=== Records to process ===

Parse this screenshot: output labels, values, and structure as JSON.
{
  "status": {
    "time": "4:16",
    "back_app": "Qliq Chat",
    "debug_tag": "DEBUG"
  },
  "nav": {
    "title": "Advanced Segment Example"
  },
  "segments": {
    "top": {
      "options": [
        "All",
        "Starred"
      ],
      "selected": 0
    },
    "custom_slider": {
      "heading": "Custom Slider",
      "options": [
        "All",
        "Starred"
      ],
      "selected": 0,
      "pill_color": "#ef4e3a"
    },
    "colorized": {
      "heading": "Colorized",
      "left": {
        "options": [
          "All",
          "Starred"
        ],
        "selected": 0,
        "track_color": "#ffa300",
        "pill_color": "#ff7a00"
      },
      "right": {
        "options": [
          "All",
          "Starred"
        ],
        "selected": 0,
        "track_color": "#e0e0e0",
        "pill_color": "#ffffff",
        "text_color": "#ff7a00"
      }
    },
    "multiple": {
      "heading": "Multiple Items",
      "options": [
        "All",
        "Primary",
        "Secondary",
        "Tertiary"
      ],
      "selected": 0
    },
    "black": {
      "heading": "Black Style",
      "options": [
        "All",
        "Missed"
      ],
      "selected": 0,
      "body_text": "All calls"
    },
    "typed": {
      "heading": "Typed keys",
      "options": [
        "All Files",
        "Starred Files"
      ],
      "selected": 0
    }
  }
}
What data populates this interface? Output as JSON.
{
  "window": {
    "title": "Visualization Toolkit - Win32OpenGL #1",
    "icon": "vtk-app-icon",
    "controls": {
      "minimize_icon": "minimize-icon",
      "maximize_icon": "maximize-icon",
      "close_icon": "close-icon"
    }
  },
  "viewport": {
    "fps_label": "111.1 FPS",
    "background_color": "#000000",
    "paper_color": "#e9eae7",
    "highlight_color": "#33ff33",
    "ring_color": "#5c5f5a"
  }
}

===

## Set problem
Make an exact copy of the data above.

## Answer to the task
Parse this screenshot: output labels, values, and structure as JSON.
{
  "status": {
    "time": "4:16",
    "back_app": "Qliq Chat",
    "debug_tag": "DEBUG"
  },
  "nav": {
    "title": "Advanced Segment Example"
  },
  "segments": {
    "top": {
      "options": [
        "All",
        "Starred"
      ],
      "selected": 0
    },
    "custom_slider": {
      "heading": "Custom Slider",
      "options": [
        "All",
        "Starred"
      ],
      "selected": 0,
      "pill_color": "#ef4e3a"
    },
    "colorized": {
      "heading": "Colorized",
      "left": {
        "options": [
          "All",
          "Starred"
        ],
        "selected": 0,
        "track_color": "#ffa300",
        "pill_color": "#ff7a00"
      },
      "right": {
        "options": [
          "All",
          "Starred"
        ],
        "selected": 0,
        "track_color": "#e0e0e0",
        "pill_color": "#ffffff",
        "text_color": "#ff7a00"
      }
    },
    "multiple": {
      "heading": "Multiple Items",
      "options": [
        "All",
        "Primary",
        "Secondary",
        "Tertiary"
      ],
      "selected": 0
    },
    "black": {
      "heading": "Black Style",
      "options": [
        "All",
        "Missed"
      ],
      "selected": 0,
      "body_text": "All calls"
    },
    "typed": {
      "heading": "Typed keys",
      "options": [
        "All Files",
        "Starred Files"
      ],
      "selected": 0
    }
  }
}
What data populates this interface? Output as JSON.
{
  "window": {
    "title": "Visualization Toolkit - Win32OpenGL #1",
    "icon": "vtk-app-icon",
    "controls": {
      "minimize_icon": "minimize-icon",
      "maximize_icon": "maximize-icon",
      "close_icon": "close-icon"
    }
  },
  "viewport": {
    "fps_label": "111.1 FPS",
    "background_color": "#000000",
    "paper_color": "#e9eae7",
    "highlight_color": "#33ff33",
    "ring_color": "#5c5f5a"
  }
}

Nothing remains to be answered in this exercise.